(Dataset entries)
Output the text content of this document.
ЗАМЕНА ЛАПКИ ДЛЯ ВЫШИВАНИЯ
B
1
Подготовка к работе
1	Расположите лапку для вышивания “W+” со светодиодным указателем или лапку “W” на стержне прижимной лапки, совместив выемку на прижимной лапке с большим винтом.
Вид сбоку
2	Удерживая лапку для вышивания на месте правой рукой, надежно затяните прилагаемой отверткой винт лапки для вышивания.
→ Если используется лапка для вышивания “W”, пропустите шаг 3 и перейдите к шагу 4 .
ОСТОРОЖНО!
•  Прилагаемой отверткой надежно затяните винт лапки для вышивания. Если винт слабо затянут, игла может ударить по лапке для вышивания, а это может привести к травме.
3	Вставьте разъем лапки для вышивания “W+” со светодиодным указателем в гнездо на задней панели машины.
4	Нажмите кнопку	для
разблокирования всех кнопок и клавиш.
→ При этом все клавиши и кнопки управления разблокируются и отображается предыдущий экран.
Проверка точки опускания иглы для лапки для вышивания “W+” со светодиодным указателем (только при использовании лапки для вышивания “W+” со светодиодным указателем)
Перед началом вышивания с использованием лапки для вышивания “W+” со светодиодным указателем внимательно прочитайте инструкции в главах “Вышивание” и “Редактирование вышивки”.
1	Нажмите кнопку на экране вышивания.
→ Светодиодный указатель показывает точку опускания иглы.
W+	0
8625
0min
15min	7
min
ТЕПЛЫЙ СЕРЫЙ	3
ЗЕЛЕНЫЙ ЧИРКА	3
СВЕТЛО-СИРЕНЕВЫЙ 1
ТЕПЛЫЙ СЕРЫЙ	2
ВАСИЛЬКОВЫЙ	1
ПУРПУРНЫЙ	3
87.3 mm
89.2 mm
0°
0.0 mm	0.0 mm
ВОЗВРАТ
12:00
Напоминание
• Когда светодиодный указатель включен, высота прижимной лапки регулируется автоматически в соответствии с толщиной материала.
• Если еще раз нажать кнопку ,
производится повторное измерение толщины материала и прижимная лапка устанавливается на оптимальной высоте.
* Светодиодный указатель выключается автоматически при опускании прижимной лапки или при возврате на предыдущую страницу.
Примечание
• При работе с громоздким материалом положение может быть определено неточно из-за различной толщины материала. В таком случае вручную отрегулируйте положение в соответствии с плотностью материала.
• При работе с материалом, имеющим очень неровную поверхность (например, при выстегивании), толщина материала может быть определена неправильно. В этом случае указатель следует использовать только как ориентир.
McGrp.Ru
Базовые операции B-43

#### SHORT PROBLEM:
Repeat the entries exactly, all of them.

#### RESULT OF THIS EXERCISE:
Output the text content of this document.
ЗАМЕНА ЛАПКИ ДЛЯ ВЫШИВАНИЯ
B
1
Подготовка к работе
1	Расположите лапку для вышивания “W+” со светодиодным указателем или лапку “W” на стержне прижимной лапки, совместив выемку на прижимной лапке с большим винтом.
Вид сбоку
2	Удерживая лапку для вышивания на месте правой рукой, надежно затяните прилагаемой отверткой винт лапки для вышивания.
→ Если используется лапка для вышивания “W”, пропустите шаг 3 и перейдите к шагу 4 .
ОСТОРОЖНО!
•  Прилагаемой отверткой надежно затяните винт лапки для вышивания. Если винт слабо затянут, игла может ударить по лапке для вышивания, а это может привести к травме.
3	Вставьте разъем лапки для вышивания “W+” со светодиодным указателем в гнездо на задней панели машины.
4	Нажмите кнопку	для
разблокирования всех кнопок и клавиш.
→ При этом все клавиши и кнопки управления разблокируются и отображается предыдущий экран.
Проверка точки опускания иглы для лапки для вышивания “W+” со светодиодным указателем (только при использовании лапки для вышивания “W+” со светодиодным указателем)
Перед началом вышивания с использованием лапки для вышивания “W+” со светодиодным указателем внимательно прочитайте инструкции в главах “Вышивание” и “Редактирование вышивки”.
1	Нажмите кнопку на экране вышивания.
→ Светодиодный указатель показывает точку опускания иглы.
W+	0
8625
0min
15min	7
min
ТЕПЛЫЙ СЕРЫЙ	3
ЗЕЛЕНЫЙ ЧИРКА	3
СВЕТЛО-СИРЕНЕВЫЙ 1
ТЕПЛЫЙ СЕРЫЙ	2
ВАСИЛЬКОВЫЙ	1
ПУРПУРНЫЙ	3
87.3 mm
89.2 mm
0°
0.0 mm	0.0 mm
ВОЗВРАТ
12:00
Напоминание
• Когда светодиодный указатель включен, высота прижимной лапки регулируется автоматически в соответствии с толщиной материала.
• Если еще раз нажать кнопку ,
производится повторное измерение толщины материала и прижимная лапка устанавливается на оптимальной высоте.
* Светодиодный указатель выключается автоматически при опускании прижимной лапки или при возврате на предыдущую страницу.
Примечание
• При работе с громоздким материалом положение может быть определено неточно из-за различной толщины материала. В таком случае вручную отрегулируйте положение в соответствии с плотностью материала.
• При работе с материалом, имеющим очень неровную поверхность (например, при выстегивании), толщина материала может быть определена неправильно. В этом случае указатель следует использовать только как ориентир.
McGrp.Ru
Базовые операции B-43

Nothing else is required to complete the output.